--- Begin ---

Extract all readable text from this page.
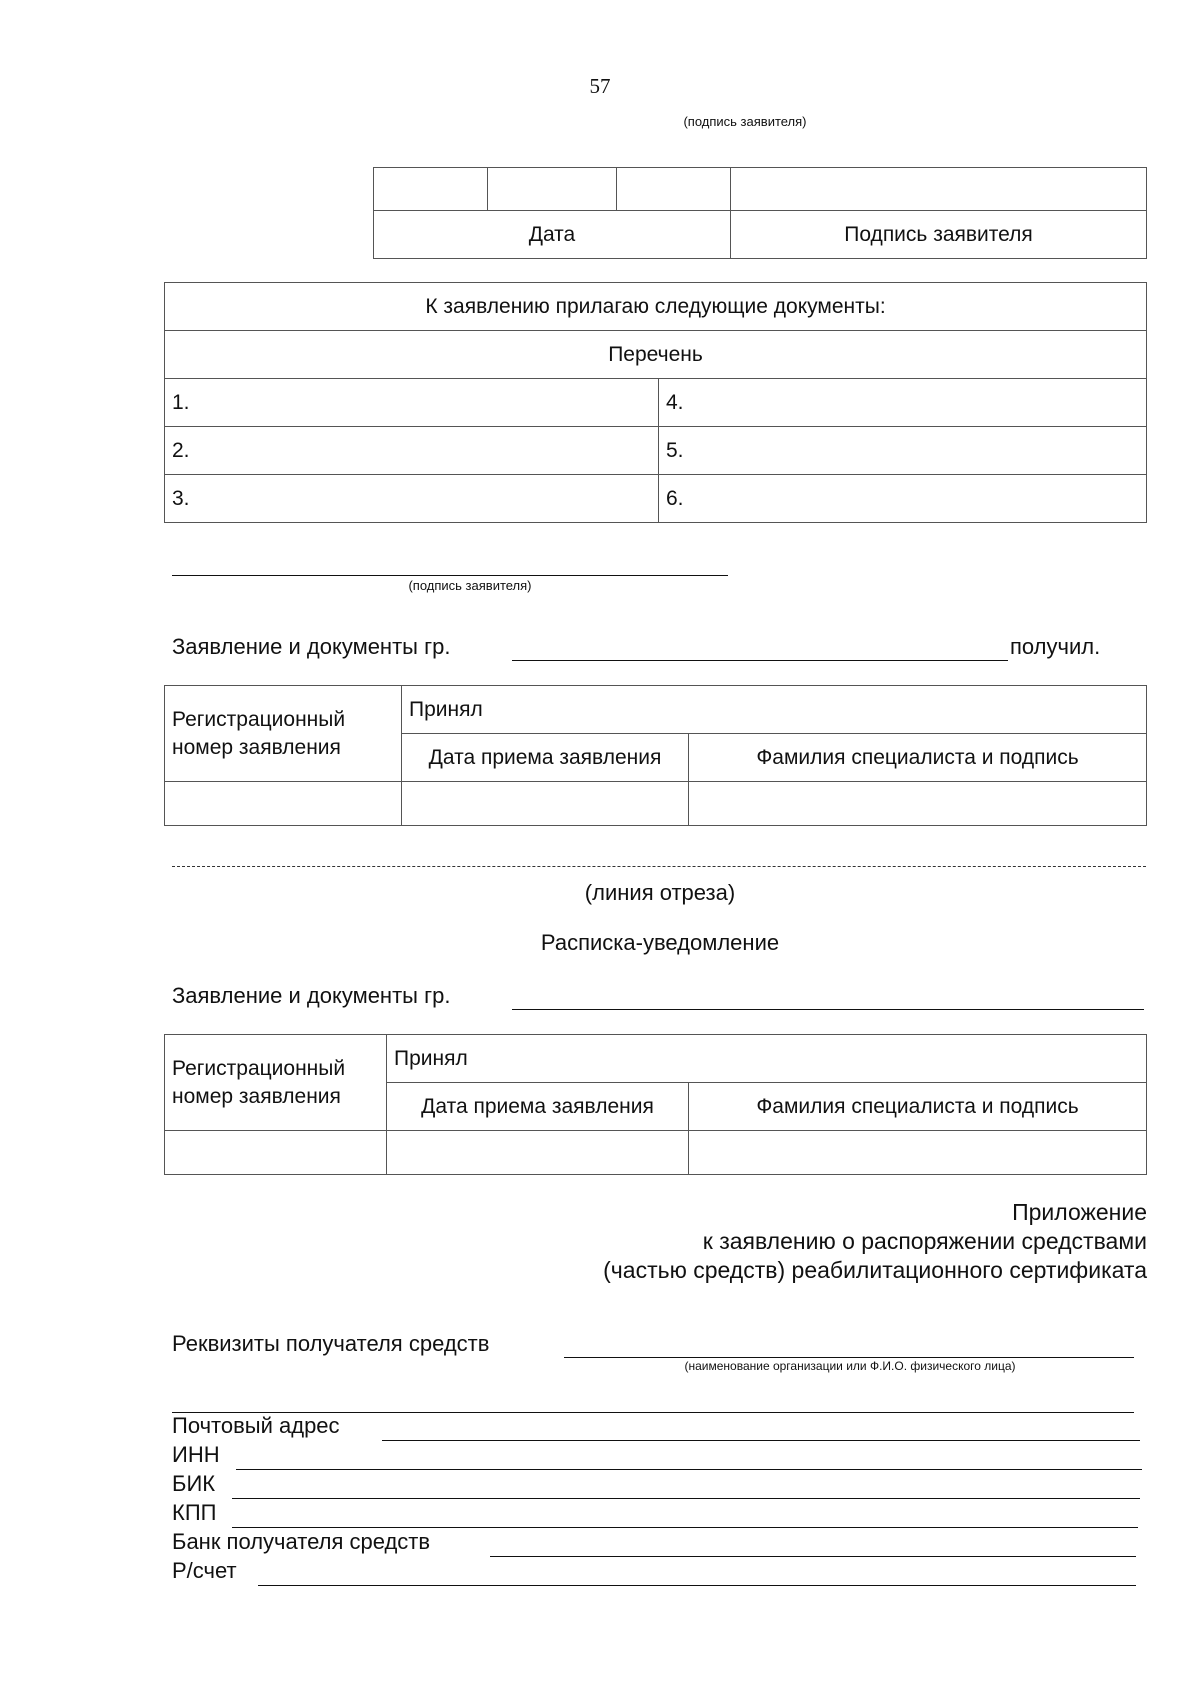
57
(подпись заявителя)

Дата			Подпись заявителя
К заявлению прилагаю следующие документы:	
Перечень	
1.	4.
2.	5.
3.	6.
(подпись заявителя)
Заявление и документы гр.	получил.
Регистрационный номер заявления	Принял	
	Дата приема заявления	Фамилия специалиста и подпись

(линия отреза)
Расписка-уведомление
Заявление и документы гр.
Регистрационный номер заявления	Принял	
	Дата приема заявления	Фамилия специалиста и подпись

Приложение
к заявлению о распоряжении средствами
(частью средств) реабилитационного сертификата
Реквизиты получателя средств
(наименование организации или Ф.И.О. физического лица)
Почтовый адрес
ИНН
БИК
КПП
Банк получателя средств
Р/счет
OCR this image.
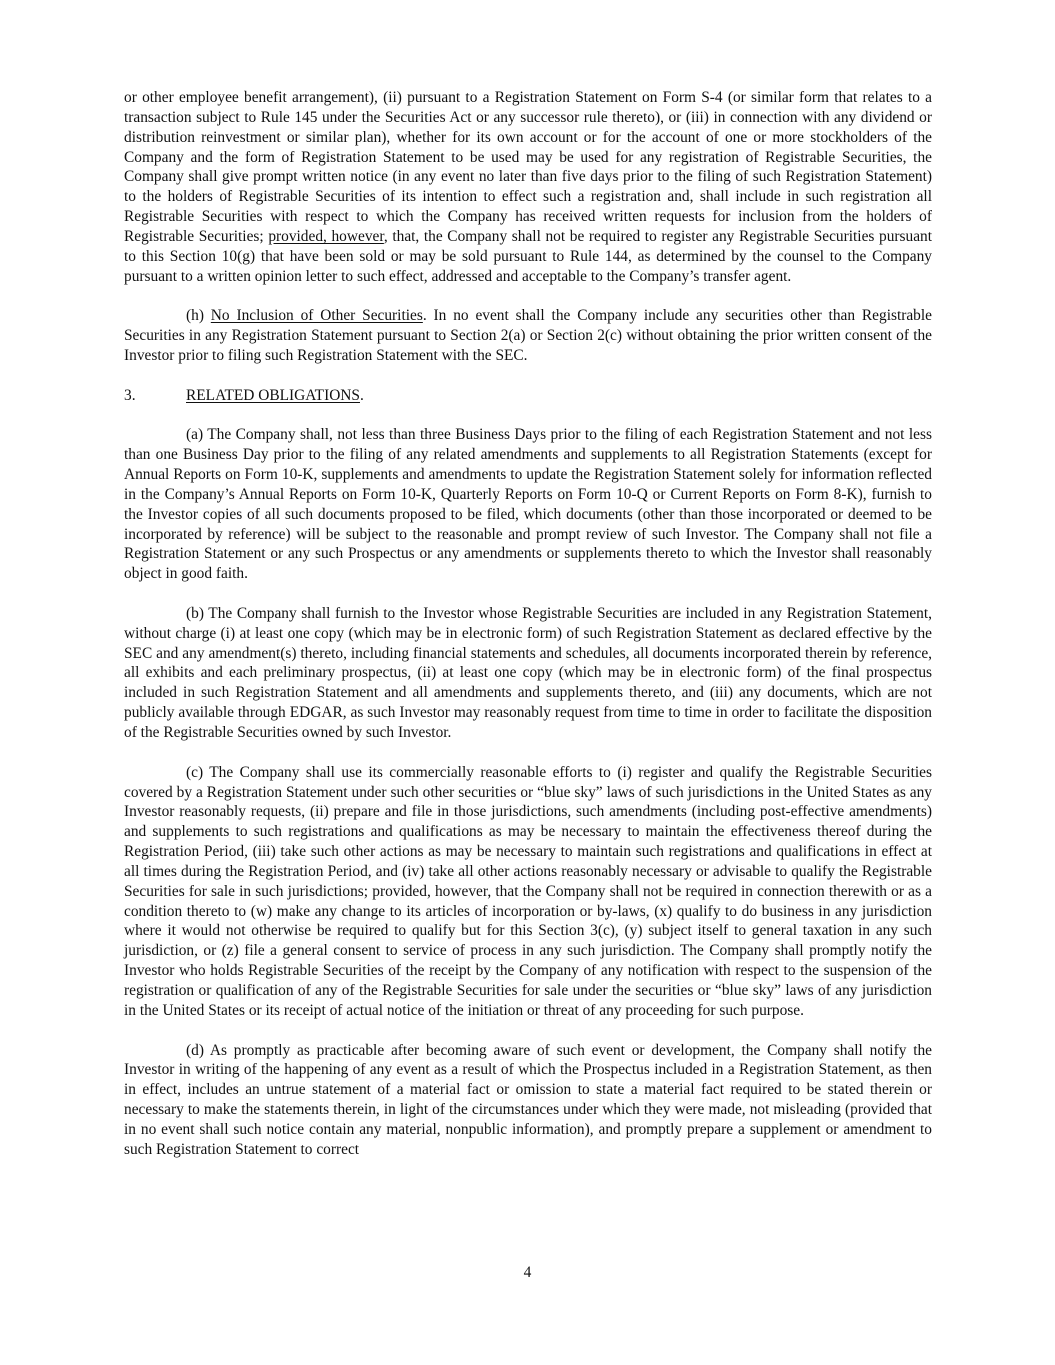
or other employee benefit arrangement), (ii) pursuant to a Registration Statement on Form S-4 (or similar form that relates to a transaction subject to Rule 145 under the Securities Act or any successor rule thereto), or (iii) in connection with any dividend or distribution reinvestment or similar plan), whether for its own account or for the account of one or more stockholders of the Company and the form of Registration Statement to be used may be used for any registration of Registrable Securities, the Company shall give prompt written notice (in any event no later than five days prior to the filing of such Registration Statement) to the holders of Registrable Securities of its intention to effect such a registration and, shall include in such registration all Registrable Securities with respect to which the Company has received written requests for inclusion from the holders of Registrable Securities; provided, however, that, the Company shall not be required to register any Registrable Securities pursuant to this Section 10(g) that have been sold or may be sold pursuant to Rule 144, as determined by the counsel to the Company pursuant to a written opinion letter to such effect, addressed and acceptable to the Company’s transfer agent.

(h) No Inclusion of Other Securities. In no event shall the Company include any securities other than Registrable Securities in any Registration Statement pursuant to Section 2(a) or Section 2(c) without obtaining the prior written consent of the Investor prior to filing such Registration Statement with the SEC.

3.	RELATED OBLIGATIONS.

(a) The Company shall, not less than three Business Days prior to the filing of each Registration Statement and not less than one Business Day prior to the filing of any related amendments and supplements to all Registration Statements (except for Annual Reports on Form 10-K, supplements and amendments to update the Registration Statement solely for information reflected in the Company’s Annual Reports on Form 10-K, Quarterly Reports on Form 10-Q or Current Reports on Form 8-K), furnish to the Investor copies of all such documents proposed to be filed, which documents (other than those incorporated or deemed to be incorporated by reference) will be subject to the reasonable and prompt review of such Investor. The Company shall not file a Registration Statement or any such Prospectus or any amendments or supplements thereto to which the Investor shall reasonably object in good faith.

(b) The Company shall furnish to the Investor whose Registrable Securities are included in any Registration Statement, without charge (i) at least one copy (which may be in electronic form) of such Registration Statement as declared effective by the SEC and any amendment(s) thereto, including financial statements and schedules, all documents incorporated therein by reference, all exhibits and each preliminary prospectus, (ii) at least one copy (which may be in electronic form) of the final prospectus included in such Registration Statement and all amendments and supplements thereto, and (iii) any documents, which are not publicly available through EDGAR, as such Investor may reasonably request from time to time in order to facilitate the disposition of the Registrable Securities owned by such Investor.

(c) The Company shall use its commercially reasonable efforts to (i) register and qualify the Registrable Securities covered by a Registration Statement under such other securities or “blue sky” laws of such jurisdictions in the United States as any Investor reasonably requests, (ii) prepare and file in those jurisdictions, such amendments (including post-effective amendments) and supplements to such registrations and qualifications as may be necessary to maintain the effectiveness thereof during the Registration Period, (iii) take such other actions as may be necessary to maintain such registrations and qualifications in effect at all times during the Registration Period, and (iv) take all other actions reasonably necessary or advisable to qualify the Registrable Securities for sale in such jurisdictions; provided, however, that the Company shall not be required in connection therewith or as a condition thereto to (w) make any change to its articles of incorporation or by-laws, (x) qualify to do business in any jurisdiction where it would not otherwise be required to qualify but for this Section 3(c), (y) subject itself to general taxation in any such jurisdiction, or (z) file a general consent to service of process in any such jurisdiction. The Company shall promptly notify the Investor who holds Registrable Securities of the receipt by the Company of any notification with respect to the suspension of the registration or qualification of any of the Registrable Securities for sale under the securities or “blue sky” laws of any jurisdiction in the United States or its receipt of actual notice of the initiation or threat of any proceeding for such purpose.

(d) As promptly as practicable after becoming aware of such event or development, the Company shall notify the Investor in writing of the happening of any event as a result of which the Prospectus included in a Registration Statement, as then in effect, includes an untrue statement of a material fact or omission to state a material fact required to be stated therein or necessary to make the statements therein, in light of the circumstances under which they were made, not misleading (provided that in no event shall such notice contain any material, nonpublic information), and promptly prepare a supplement or amendment to such Registration Statement to correct

4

--- End ---

Given task:
Transcribe the records verbatim and omit the images.

Result:
Extract all readable text from this page.
57
(подпись заявителя)

Дата			Подпись заявителя
К заявлению прилагаю следующие документы:	
Перечень	
1.	4.
2.	5.
3.	6.
(подпись заявителя)
Заявление и документы гр.	получил.
Регистрационный номер заявления	Принял	
	Дата приема заявления	Фамилия специалиста и подпись

(линия отреза)
Расписка-уведомление
Заявление и документы гр.
Регистрационный номер заявления	Принял	
	Дата приема заявления	Фамилия специалиста и подпись

Приложение
к заявлению о распоряжении средствами
(частью средств) реабилитационного сертификата
Реквизиты получателя средств
(наименование организации или Ф.И.О. физического лица)
Почтовый адрес
ИНН
БИК
КПП
Банк получателя средств
Р/счет
OCR this image.
or other employee benefit arrangement), (ii) pursuant to a Registration Statement on Form S-4 (or similar form that relates to a transaction subject to Rule 145 under the Securities Act or any successor rule thereto), or (iii) in connection with any dividend or distribution reinvestment or similar plan), whether for its own account or for the account of one or more stockholders of the Company and the form of Registration Statement to be used may be used for any registration of Registrable Securities, the Company shall give prompt written notice (in any event no later than five days prior to the filing of such Registration Statement) to the holders of Registrable Securities of its intention to effect such a registration and, shall include in such registration all Registrable Securities with respect to which the Company has received written requests for inclusion from the holders of Registrable Securities; provided, however, that, the Company shall not be required to register any Registrable Securities pursuant to this Section 10(g) that have been sold or may be sold pursuant to Rule 144, as determined by the counsel to the Company pursuant to a written opinion letter to such effect, addressed and acceptable to the Company’s transfer agent.

(h) No Inclusion of Other Securities. In no event shall the Company include any securities other than Registrable Securities in any Registration Statement pursuant to Section 2(a) or Section 2(c) without obtaining the prior written consent of the Investor prior to filing such Registration Statement with the SEC.

3.	RELATED OBLIGATIONS.

(a) The Company shall, not less than three Business Days prior to the filing of each Registration Statement and not less than one Business Day prior to the filing of any related amendments and supplements to all Registration Statements (except for Annual Reports on Form 10-K, supplements and amendments to update the Registration Statement solely for information reflected in the Company’s Annual Reports on Form 10-K, Quarterly Reports on Form 10-Q or Current Reports on Form 8-K), furnish to the Investor copies of all such documents proposed to be filed, which documents (other than those incorporated or deemed to be incorporated by reference) will be subject to the reasonable and prompt review of such Investor. The Company shall not file a Registration Statement or any such Prospectus or any amendments or supplements thereto to which the Investor shall reasonably object in good faith.

(b) The Company shall furnish to the Investor whose Registrable Securities are included in any Registration Statement, without charge (i) at least one copy (which may be in electronic form) of such Registration Statement as declared effective by the SEC and any amendment(s) thereto, including financial statements and schedules, all documents incorporated therein by reference, all exhibits and each preliminary prospectus, (ii) at least one copy (which may be in electronic form) of the final prospectus included in such Registration Statement and all amendments and supplements thereto, and (iii) any documents, which are not publicly available through EDGAR, as such Investor may reasonably request from time to time in order to facilitate the disposition of the Registrable Securities owned by such Investor.

(c) The Company shall use its commercially reasonable efforts to (i) register and qualify the Registrable Securities covered by a Registration Statement under such other securities or “blue sky” laws of such jurisdictions in the United States as any Investor reasonably requests, (ii) prepare and file in those jurisdictions, such amendments (including post-effective amendments) and supplements to such registrations and qualifications as may be necessary to maintain the effectiveness thereof during the Registration Period, (iii) take such other actions as may be necessary to maintain such registrations and qualifications in effect at all times during the Registration Period, and (iv) take all other actions reasonably necessary or advisable to qualify the Registrable Securities for sale in such jurisdictions; provided, however, that the Company shall not be required in connection therewith or as a condition thereto to (w) make any change to its articles of incorporation or by-laws, (x) qualify to do business in any jurisdiction where it would not otherwise be required to qualify but for this Section 3(c), (y) subject itself to general taxation in any such jurisdiction, or (z) file a general consent to service of process in any such jurisdiction. The Company shall promptly notify the Investor who holds Registrable Securities of the receipt by the Company of any notification with respect to the suspension of the registration or qualification of any of the Registrable Securities for sale under the securities or “blue sky” laws of any jurisdiction in the United States or its receipt of actual notice of the initiation or threat of any proceeding for such purpose.

(d) As promptly as practicable after becoming aware of such event or development, the Company shall notify the Investor in writing of the happening of any event as a result of which the Prospectus included in a Registration Statement, as then in effect, includes an untrue statement of a material fact or omission to state a material fact required to be stated therein or necessary to make the statements therein, in light of the circumstances under which they were made, not misleading (provided that in no event shall such notice contain any material, nonpublic information), and promptly prepare a supplement or amendment to such Registration Statement to correct

4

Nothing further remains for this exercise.